++++ Rows ++++

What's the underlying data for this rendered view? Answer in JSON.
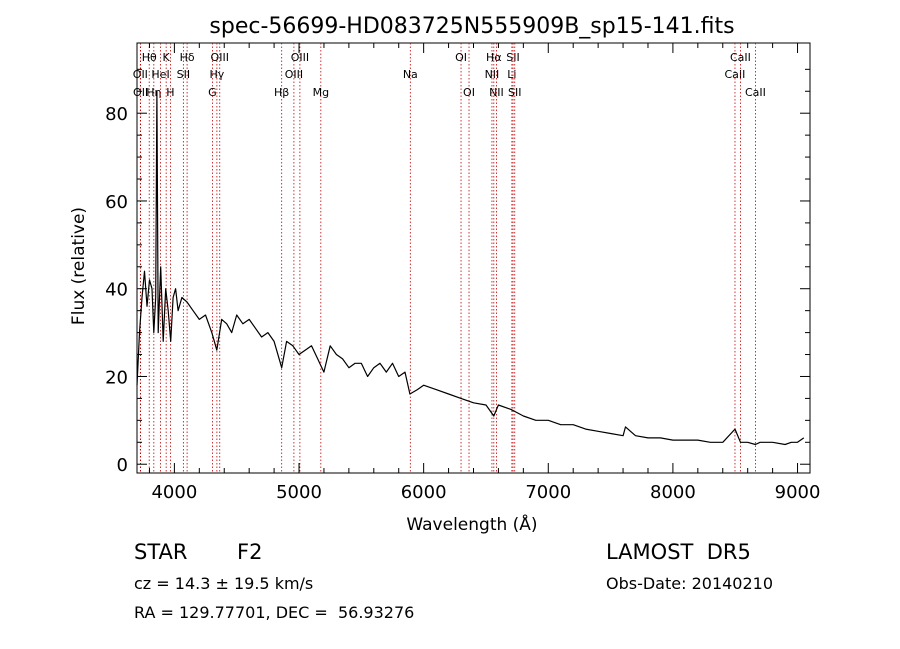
{
  "chart_data": {
    "type": "line",
    "title": "spec-56699-HD083725N555909B_sp15-141.fits",
    "xlabel": "Wavelength (Å)",
    "ylabel": "Flux (relative)",
    "xlim": [
      3700,
      9100
    ],
    "ylim": [
      -2,
      96
    ],
    "x_ticks": [
      4000,
      5000,
      6000,
      7000,
      8000,
      9000
    ],
    "y_ticks": [
      0,
      20,
      40,
      60,
      80
    ],
    "grid": false,
    "series": [
      {
        "color": "#000000",
        "x": [
          3700,
          3720,
          3740,
          3760,
          3780,
          3800,
          3820,
          3835,
          3850,
          3860,
          3870,
          3890,
          3910,
          3930,
          3950,
          3970,
          3990,
          4010,
          4030,
          4060,
          4100,
          4150,
          4200,
          4250,
          4300,
          4340,
          4380,
          4420,
          4460,
          4500,
          4550,
          4600,
          4650,
          4700,
          4750,
          4800,
          4861,
          4900,
          4950,
          5000,
          5050,
          5100,
          5150,
          5200,
          5250,
          5300,
          5350,
          5400,
          5450,
          5500,
          5550,
          5600,
          5650,
          5700,
          5750,
          5800,
          5850,
          5890,
          5950,
          6000,
          6100,
          6200,
          6300,
          6400,
          6500,
          6563,
          6600,
          6700,
          6800,
          6900,
          7000,
          7100,
          7200,
          7300,
          7400,
          7500,
          7600,
          7620,
          7700,
          7800,
          7900,
          8000,
          8100,
          8200,
          8300,
          8400,
          8498,
          8542,
          8600,
          8662,
          8700,
          8800,
          8900,
          8950,
          9000,
          9050
        ],
        "y": [
          18,
          30,
          38,
          44,
          36,
          42,
          40,
          30,
          38,
          85,
          30,
          45,
          28,
          40,
          35,
          28,
          38,
          40,
          35,
          38,
          37,
          35,
          33,
          34,
          30,
          26,
          33,
          32,
          30,
          34,
          32,
          33,
          31,
          29,
          30,
          28,
          22,
          28,
          27,
          25,
          26,
          27,
          24,
          21,
          27,
          25,
          24,
          22,
          23,
          23,
          20,
          22,
          23,
          21,
          23,
          20,
          21,
          16,
          17,
          18,
          17,
          16,
          15,
          14,
          13.5,
          11,
          13.5,
          12.5,
          11,
          10,
          10,
          9,
          9,
          8,
          7.5,
          7,
          6.5,
          8.5,
          6.5,
          6,
          6,
          5.5,
          5.5,
          5.5,
          5,
          5,
          8,
          5,
          5,
          4.5,
          5,
          5,
          4.5,
          5,
          5,
          6
        ]
      }
    ],
    "spectral_lines": [
      {
        "name": "Hθ",
        "wavelength": 3798,
        "row": 1
      },
      {
        "name": "OII",
        "wavelength": 3727,
        "row": 2
      },
      {
        "name": "OII",
        "wavelength": 3729,
        "row": 3
      },
      {
        "name": "Hη",
        "wavelength": 3835,
        "row": 3
      },
      {
        "name": "HeI",
        "wavelength": 3889,
        "row": 2
      },
      {
        "name": "K",
        "wavelength": 3934,
        "row": 1
      },
      {
        "name": "H",
        "wavelength": 3968,
        "row": 3
      },
      {
        "name": "SII",
        "wavelength": 4072,
        "row": 2
      },
      {
        "name": "Hδ",
        "wavelength": 4102,
        "row": 1
      },
      {
        "name": "Hγ",
        "wavelength": 4341,
        "row": 2
      },
      {
        "name": "G",
        "wavelength": 4305,
        "row": 3
      },
      {
        "name": "OIII",
        "wavelength": 4364,
        "row": 1
      },
      {
        "name": "Hβ",
        "wavelength": 4861,
        "row": 3
      },
      {
        "name": "OIII",
        "wavelength": 4959,
        "row": 2
      },
      {
        "name": "OIII",
        "wavelength": 5007,
        "row": 1
      },
      {
        "name": "Mg",
        "wavelength": 5175,
        "row": 3
      },
      {
        "name": "Na",
        "wavelength": 5893,
        "row": 2
      },
      {
        "name": "OI",
        "wavelength": 6300,
        "row": 1
      },
      {
        "name": "OI",
        "wavelength": 6364,
        "row": 3
      },
      {
        "name": "NII",
        "wavelength": 6548,
        "row": 2
      },
      {
        "name": "Hα",
        "wavelength": 6563,
        "row": 1
      },
      {
        "name": "NII",
        "wavelength": 6584,
        "row": 3
      },
      {
        "name": "SII",
        "wavelength": 6717,
        "row": 1
      },
      {
        "name": "Li",
        "wavelength": 6708,
        "row": 2
      },
      {
        "name": "SII",
        "wavelength": 6731,
        "row": 3
      },
      {
        "name": "CaII",
        "wavelength": 8498,
        "row": 2
      },
      {
        "name": "CaII",
        "wavelength": 8542,
        "row": 1
      },
      {
        "name": "CaII",
        "wavelength": 8662,
        "row": 3
      }
    ],
    "line_marker_color": "#c00000"
  },
  "info": {
    "object_class": "STAR",
    "subclass": "F2",
    "survey": "LAMOST  DR5",
    "redshift_text": "cz = 14.3 ± 19.5 km/s",
    "obs_date_text": "Obs-Date: 20140210",
    "coords_text": "RA = 129.77701, DEC =  56.93276"
  }
}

++++

**Work instructions:** Without the pictures, reproduce every line of the records above exactly.

**Solved exercise:**
What's the underlying data for this rendered view? Answer in JSON.
{
  "chart_data": {
    "type": "line",
    "title": "spec-56699-HD083725N555909B_sp15-141.fits",
    "xlabel": "Wavelength (Å)",
    "ylabel": "Flux (relative)",
    "xlim": [
      3700,
      9100
    ],
    "ylim": [
      -2,
      96
    ],
    "x_ticks": [
      4000,
      5000,
      6000,
      7000,
      8000,
      9000
    ],
    "y_ticks": [
      0,
      20,
      40,
      60,
      80
    ],
    "grid": false,
    "series": [
      {
        "color": "#000000",
        "x": [
          3700,
          3720,
          3740,
          3760,
          3780,
          3800,
          3820,
          3835,
          3850,
          3860,
          3870,
          3890,
          3910,
          3930,
          3950,
          3970,
          3990,
          4010,
          4030,
          4060,
          4100,
          4150,
          4200,
          4250,
          4300,
          4340,
          4380,
          4420,
          4460,
          4500,
          4550,
          4600,
          4650,
          4700,
          4750,
          4800,
          4861,
          4900,
          4950,
          5000,
          5050,
          5100,
          5150,
          5200,
          5250,
          5300,
          5350,
          5400,
          5450,
          5500,
          5550,
          5600,
          5650,
          5700,
          5750,
          5800,
          5850,
          5890,
          5950,
          6000,
          6100,
          6200,
          6300,
          6400,
          6500,
          6563,
          6600,
          6700,
          6800,
          6900,
          7000,
          7100,
          7200,
          7300,
          7400,
          7500,
          7600,
          7620,
          7700,
          7800,
          7900,
          8000,
          8100,
          8200,
          8300,
          8400,
          8498,
          8542,
          8600,
          8662,
          8700,
          8800,
          8900,
          8950,
          9000,
          9050
        ],
        "y": [
          18,
          30,
          38,
          44,
          36,
          42,
          40,
          30,
          38,
          85,
          30,
          45,
          28,
          40,
          35,
          28,
          38,
          40,
          35,
          38,
          37,
          35,
          33,
          34,
          30,
          26,
          33,
          32,
          30,
          34,
          32,
          33,
          31,
          29,
          30,
          28,
          22,
          28,
          27,
          25,
          26,
          27,
          24,
          21,
          27,
          25,
          24,
          22,
          23,
          23,
          20,
          22,
          23,
          21,
          23,
          20,
          21,
          16,
          17,
          18,
          17,
          16,
          15,
          14,
          13.5,
          11,
          13.5,
          12.5,
          11,
          10,
          10,
          9,
          9,
          8,
          7.5,
          7,
          6.5,
          8.5,
          6.5,
          6,
          6,
          5.5,
          5.5,
          5.5,
          5,
          5,
          8,
          5,
          5,
          4.5,
          5,
          5,
          4.5,
          5,
          5,
          6
        ]
      }
    ],
    "spectral_lines": [
      {
        "name": "Hθ",
        "wavelength": 3798,
        "row": 1
      },
      {
        "name": "OII",
        "wavelength": 3727,
        "row": 2
      },
      {
        "name": "OII",
        "wavelength": 3729,
        "row": 3
      },
      {
        "name": "Hη",
        "wavelength": 3835,
        "row": 3
      },
      {
        "name": "HeI",
        "wavelength": 3889,
        "row": 2
      },
      {
        "name": "K",
        "wavelength": 3934,
        "row": 1
      },
      {
        "name": "H",
        "wavelength": 3968,
        "row": 3
      },
      {
        "name": "SII",
        "wavelength": 4072,
        "row": 2
      },
      {
        "name": "Hδ",
        "wavelength": 4102,
        "row": 1
      },
      {
        "name": "Hγ",
        "wavelength": 4341,
        "row": 2
      },
      {
        "name": "G",
        "wavelength": 4305,
        "row": 3
      },
      {
        "name": "OIII",
        "wavelength": 4364,
        "row": 1
      },
      {
        "name": "Hβ",
        "wavelength": 4861,
        "row": 3
      },
      {
        "name": "OIII",
        "wavelength": 4959,
        "row": 2
      },
      {
        "name": "OIII",
        "wavelength": 5007,
        "row": 1
      },
      {
        "name": "Mg",
        "wavelength": 5175,
        "row": 3
      },
      {
        "name": "Na",
        "wavelength": 5893,
        "row": 2
      },
      {
        "name": "OI",
        "wavelength": 6300,
        "row": 1
      },
      {
        "name": "OI",
        "wavelength": 6364,
        "row": 3
      },
      {
        "name": "NII",
        "wavelength": 6548,
        "row": 2
      },
      {
        "name": "Hα",
        "wavelength": 6563,
        "row": 1
      },
      {
        "name": "NII",
        "wavelength": 6584,
        "row": 3
      },
      {
        "name": "SII",
        "wavelength": 6717,
        "row": 1
      },
      {
        "name": "Li",
        "wavelength": 6708,
        "row": 2
      },
      {
        "name": "SII",
        "wavelength": 6731,
        "row": 3
      },
      {
        "name": "CaII",
        "wavelength": 8498,
        "row": 2
      },
      {
        "name": "CaII",
        "wavelength": 8542,
        "row": 1
      },
      {
        "name": "CaII",
        "wavelength": 8662,
        "row": 3
      }
    ],
    "line_marker_color": "#c00000"
  },
  "info": {
    "object_class": "STAR",
    "subclass": "F2",
    "survey": "LAMOST  DR5",
    "redshift_text": "cz = 14.3 ± 19.5 km/s",
    "obs_date_text": "Obs-Date: 20140210",
    "coords_text": "RA = 129.77701, DEC =  56.93276"
  }
}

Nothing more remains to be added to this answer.